WORK REQUIRED: Look through the lines of the material and count those containing "JSON". Give that count alone.

Stored items from a collection:
↓

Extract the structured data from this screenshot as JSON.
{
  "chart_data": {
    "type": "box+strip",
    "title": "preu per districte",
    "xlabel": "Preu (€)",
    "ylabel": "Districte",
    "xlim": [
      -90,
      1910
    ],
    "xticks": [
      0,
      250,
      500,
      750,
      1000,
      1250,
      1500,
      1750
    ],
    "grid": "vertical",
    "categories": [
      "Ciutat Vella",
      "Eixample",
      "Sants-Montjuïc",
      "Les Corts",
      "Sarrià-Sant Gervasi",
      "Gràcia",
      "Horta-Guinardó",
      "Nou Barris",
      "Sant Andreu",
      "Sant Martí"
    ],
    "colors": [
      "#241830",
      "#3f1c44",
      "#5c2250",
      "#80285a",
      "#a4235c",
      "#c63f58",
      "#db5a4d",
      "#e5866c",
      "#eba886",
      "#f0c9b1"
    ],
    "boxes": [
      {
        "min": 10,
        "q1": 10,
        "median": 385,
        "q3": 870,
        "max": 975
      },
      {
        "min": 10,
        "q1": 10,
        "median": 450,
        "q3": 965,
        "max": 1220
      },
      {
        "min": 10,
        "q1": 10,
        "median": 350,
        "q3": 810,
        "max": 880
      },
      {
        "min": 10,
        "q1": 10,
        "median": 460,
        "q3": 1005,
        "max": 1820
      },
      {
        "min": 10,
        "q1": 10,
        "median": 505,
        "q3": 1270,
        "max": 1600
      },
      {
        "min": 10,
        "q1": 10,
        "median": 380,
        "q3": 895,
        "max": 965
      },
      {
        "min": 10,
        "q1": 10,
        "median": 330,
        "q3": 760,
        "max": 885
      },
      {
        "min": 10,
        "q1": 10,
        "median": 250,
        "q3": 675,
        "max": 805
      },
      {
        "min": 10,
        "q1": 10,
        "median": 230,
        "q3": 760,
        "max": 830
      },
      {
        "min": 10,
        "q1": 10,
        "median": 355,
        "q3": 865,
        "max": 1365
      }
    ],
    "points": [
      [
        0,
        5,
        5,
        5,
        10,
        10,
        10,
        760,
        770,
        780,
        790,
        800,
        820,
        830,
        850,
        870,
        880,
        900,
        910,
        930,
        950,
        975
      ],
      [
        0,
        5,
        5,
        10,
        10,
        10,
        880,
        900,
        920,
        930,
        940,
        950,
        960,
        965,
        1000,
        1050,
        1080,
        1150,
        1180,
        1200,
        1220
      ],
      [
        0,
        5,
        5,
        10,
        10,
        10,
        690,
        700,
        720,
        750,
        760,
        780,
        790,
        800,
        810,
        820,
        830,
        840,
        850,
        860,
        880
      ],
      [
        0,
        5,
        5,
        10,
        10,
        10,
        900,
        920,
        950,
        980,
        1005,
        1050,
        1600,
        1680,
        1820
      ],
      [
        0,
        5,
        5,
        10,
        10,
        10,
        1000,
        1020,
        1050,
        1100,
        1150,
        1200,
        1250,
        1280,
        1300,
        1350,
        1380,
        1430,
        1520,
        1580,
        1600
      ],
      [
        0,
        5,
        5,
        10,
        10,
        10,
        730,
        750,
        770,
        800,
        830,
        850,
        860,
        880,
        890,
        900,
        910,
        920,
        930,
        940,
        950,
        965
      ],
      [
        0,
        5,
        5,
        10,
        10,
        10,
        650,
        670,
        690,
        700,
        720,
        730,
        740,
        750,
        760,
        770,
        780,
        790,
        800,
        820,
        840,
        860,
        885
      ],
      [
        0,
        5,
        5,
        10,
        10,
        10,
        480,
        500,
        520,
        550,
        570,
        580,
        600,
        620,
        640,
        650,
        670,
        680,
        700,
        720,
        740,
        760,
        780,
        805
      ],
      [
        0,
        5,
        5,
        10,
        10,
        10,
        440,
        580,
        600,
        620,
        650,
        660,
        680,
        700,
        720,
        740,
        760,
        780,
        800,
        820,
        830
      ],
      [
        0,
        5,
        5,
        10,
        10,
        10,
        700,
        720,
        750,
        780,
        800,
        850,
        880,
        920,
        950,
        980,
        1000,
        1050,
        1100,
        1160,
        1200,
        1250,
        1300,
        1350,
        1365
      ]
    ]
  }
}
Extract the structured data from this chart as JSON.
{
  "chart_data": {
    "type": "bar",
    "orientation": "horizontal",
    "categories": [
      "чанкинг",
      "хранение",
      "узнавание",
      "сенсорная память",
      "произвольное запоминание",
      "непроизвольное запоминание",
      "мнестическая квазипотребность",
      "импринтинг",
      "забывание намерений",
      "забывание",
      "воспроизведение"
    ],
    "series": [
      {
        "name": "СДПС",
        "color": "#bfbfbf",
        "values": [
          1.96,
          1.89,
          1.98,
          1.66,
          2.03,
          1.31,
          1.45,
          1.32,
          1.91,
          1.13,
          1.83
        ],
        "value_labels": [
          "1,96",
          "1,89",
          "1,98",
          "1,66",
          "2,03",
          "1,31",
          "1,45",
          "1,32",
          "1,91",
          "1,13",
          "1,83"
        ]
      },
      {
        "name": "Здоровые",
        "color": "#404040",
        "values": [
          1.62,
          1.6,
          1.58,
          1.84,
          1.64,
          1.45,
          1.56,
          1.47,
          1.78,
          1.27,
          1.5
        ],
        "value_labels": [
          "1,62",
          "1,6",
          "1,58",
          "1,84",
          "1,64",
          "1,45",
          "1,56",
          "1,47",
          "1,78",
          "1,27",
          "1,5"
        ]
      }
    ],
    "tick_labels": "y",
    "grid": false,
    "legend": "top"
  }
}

↑

ANSWER TO THE EXERCISE: 2